> **Задание**:
Продолжите очерк о памяти войны и юном партизане Лёне Голикове, начав сразу после его последнего предложения.

Крупицы истины

Крупицы истины

Уходит в прошлое война. Время стремительно затягивает травой траншеи на полях сражений, почти не осталось живых свидетелей той смертельной схватки с жестоким и сильным врагом. Бесследно уходит поколение, воевавшее с фашизмом второй мировой, но время не в силах ослабить память о героизме миллионов советских людей. Память стирает лица, поступки, факты, а значимые фрагменты жизни яркой вспышкой молнии вонзаются в подсознание, где оставляют неизгладимый след.

В Советском союзе патриотическое воспитание считалось приоритетным. Ежегодно в День Победы в школу приходили ветераны войны, живые свидетели тех событий. Они трогательно, со слезами на глазах, вспоминали ужасы войны и, чуточку смущаясь, рассказывали об участии в кровопролитных боях, о том, как смогли выжить в тех нечеловеческих условиях. А о полученных наградах говорили так, будто это незаживающие душевные раны, ведь за каждой из них тянется шлейф в горнило войны, в те страшные события. Им приходилось каждый раз заново переживать то невыносимо горькое состояние души.
Помню, что раньше каждый пионерский отряд носил имя героя Великой Отечественной войны. Я, как командир отряда, вместе с классом долго изучала и обсуждала кандидатуры. Отряды имени Зои Космодемьянской, Александра Матросова в школе уже были, нам предстояло выбрать другого героя. После долгих дебатов, внимание остановили на юном партизане – Лёне Голикове. К началу войны ему исполнилось пятнадцать лет. Из книги, принесенной из библиотеки, мы узнали, что Лёня участвовал в разгроме немецких гарнизонов, уничтожал мосты и автомашины с боеприпасами, лично сопровождал обоз с продовольствием в блокадный Ленинград. Лёня Голиков был награждён орденами Ленина и Красного Знамени, медалью «За отвагу», а медалью «Партизана Отечественной войны» II степени посмертно.

[Записи из набора данных]

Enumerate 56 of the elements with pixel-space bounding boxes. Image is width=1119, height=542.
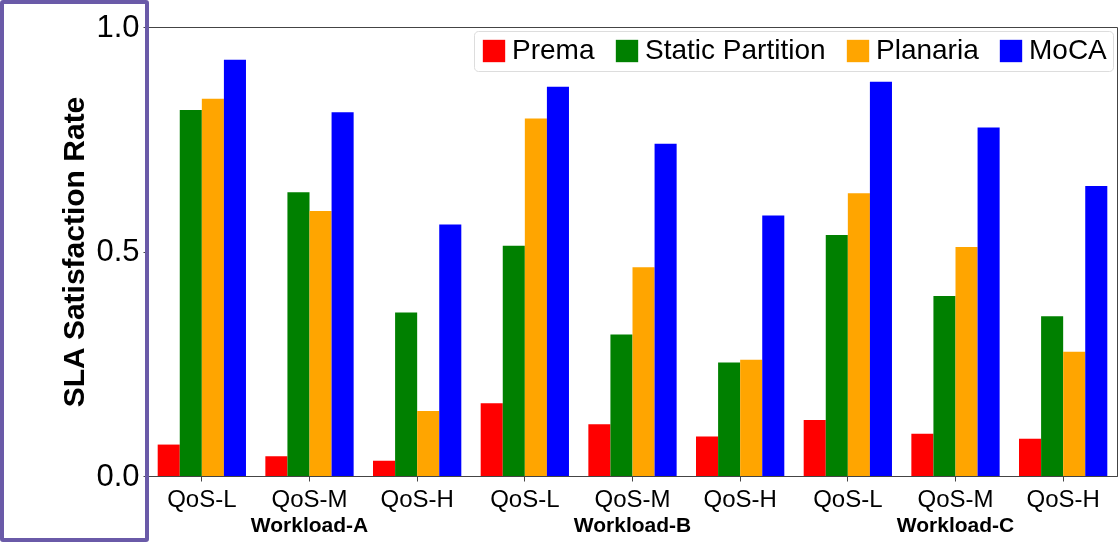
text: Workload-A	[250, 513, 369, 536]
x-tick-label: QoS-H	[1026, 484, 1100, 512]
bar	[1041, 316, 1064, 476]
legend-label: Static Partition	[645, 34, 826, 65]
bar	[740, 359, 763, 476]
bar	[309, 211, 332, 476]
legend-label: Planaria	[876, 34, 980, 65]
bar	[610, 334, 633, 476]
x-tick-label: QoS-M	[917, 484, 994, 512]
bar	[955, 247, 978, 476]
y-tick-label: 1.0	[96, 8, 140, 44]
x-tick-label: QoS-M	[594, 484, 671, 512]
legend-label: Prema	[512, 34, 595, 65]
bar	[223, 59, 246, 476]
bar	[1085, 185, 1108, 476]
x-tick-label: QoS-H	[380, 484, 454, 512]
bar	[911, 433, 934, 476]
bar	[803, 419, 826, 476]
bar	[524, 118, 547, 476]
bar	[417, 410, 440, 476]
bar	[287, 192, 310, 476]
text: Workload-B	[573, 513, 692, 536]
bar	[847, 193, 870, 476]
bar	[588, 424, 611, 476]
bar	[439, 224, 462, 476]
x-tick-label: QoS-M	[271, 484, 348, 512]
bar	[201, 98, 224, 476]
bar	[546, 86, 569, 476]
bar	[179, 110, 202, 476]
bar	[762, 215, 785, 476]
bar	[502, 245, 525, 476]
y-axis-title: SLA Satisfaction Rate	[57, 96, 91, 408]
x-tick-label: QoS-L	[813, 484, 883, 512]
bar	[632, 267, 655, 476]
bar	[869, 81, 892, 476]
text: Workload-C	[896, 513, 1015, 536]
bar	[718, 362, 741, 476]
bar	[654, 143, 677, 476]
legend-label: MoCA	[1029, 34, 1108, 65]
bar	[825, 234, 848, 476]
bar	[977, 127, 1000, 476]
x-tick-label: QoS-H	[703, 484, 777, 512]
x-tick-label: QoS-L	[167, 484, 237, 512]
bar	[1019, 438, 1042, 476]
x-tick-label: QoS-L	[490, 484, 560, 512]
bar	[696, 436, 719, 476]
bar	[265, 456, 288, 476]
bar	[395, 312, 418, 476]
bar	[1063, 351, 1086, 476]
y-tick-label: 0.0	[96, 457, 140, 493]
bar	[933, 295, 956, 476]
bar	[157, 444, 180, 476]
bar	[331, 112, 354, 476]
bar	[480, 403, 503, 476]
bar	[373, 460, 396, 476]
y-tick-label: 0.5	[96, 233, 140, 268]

* * *

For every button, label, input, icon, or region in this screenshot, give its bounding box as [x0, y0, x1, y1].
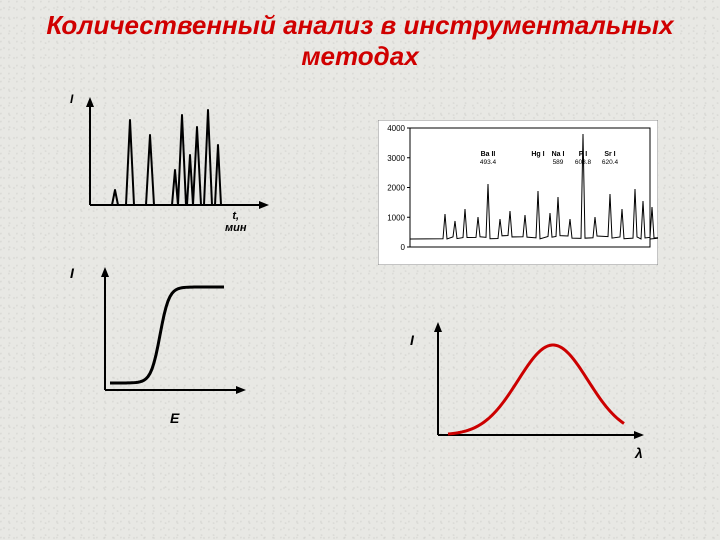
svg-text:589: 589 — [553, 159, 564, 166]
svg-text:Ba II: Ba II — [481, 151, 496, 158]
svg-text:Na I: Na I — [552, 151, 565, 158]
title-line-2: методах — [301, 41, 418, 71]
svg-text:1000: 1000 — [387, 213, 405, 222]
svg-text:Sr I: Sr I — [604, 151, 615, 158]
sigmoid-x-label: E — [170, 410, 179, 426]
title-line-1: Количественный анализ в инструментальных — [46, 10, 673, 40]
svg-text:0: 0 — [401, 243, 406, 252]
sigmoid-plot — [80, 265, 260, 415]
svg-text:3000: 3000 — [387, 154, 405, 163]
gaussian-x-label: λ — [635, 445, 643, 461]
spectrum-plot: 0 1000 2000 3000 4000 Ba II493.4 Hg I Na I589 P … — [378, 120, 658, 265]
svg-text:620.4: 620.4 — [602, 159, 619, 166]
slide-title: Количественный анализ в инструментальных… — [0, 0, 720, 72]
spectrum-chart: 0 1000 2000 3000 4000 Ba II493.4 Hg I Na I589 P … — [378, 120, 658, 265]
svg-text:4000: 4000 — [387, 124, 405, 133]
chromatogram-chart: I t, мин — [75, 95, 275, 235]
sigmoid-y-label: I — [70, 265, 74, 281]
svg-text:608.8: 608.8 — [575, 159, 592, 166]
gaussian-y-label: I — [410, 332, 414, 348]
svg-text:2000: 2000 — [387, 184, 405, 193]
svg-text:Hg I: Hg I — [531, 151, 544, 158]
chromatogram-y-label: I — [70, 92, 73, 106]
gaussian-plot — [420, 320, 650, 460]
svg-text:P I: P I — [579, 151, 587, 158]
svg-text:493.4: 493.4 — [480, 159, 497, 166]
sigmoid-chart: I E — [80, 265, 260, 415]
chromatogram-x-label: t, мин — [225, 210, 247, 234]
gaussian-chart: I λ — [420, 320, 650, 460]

> **Ожидаемый ответ**:
В детстве мы все восхищалась героями Великой Отечественной войны, партизанским движением, не подозревая о том, что многие из них живут среди нас, дышат одним и тем же воздухом, но не кичатся своими заслугами, не требуют от властей особых привилегий и льгот. Они привыкли хранить тайну и быть невидимыми для окружающих.
Недавно я узнала от своего земляка – Константина Артисова, что его мама – Артисова (Путникова) Антонина Александровна тоже прошла горнило войны. Родилась Антонина Александровна 26 мая 1921 года в деревне Андреевское Пельшемского сельсовета Вологодской области. Антонина росла в многодетной зажиточной семье, где были две коровы, лошадь, куры. Отца в ту пору называли тятей, и она не скрывала: «У нас тятя умным был. Он боялся, что его, как и многих тогда, могли сослать в Сибирь, поэтому не раздумывая вступил в колхоз». Мать устроилась работать на колхозную ферму дояркой, работа тяжелая, дома почти не бывала, может поэтому из девяти детей выжило всего лишь семеро. А те, кто выжили, росли крепкими и умненькими, учились хорошо, вот только документы не у всех сохранились.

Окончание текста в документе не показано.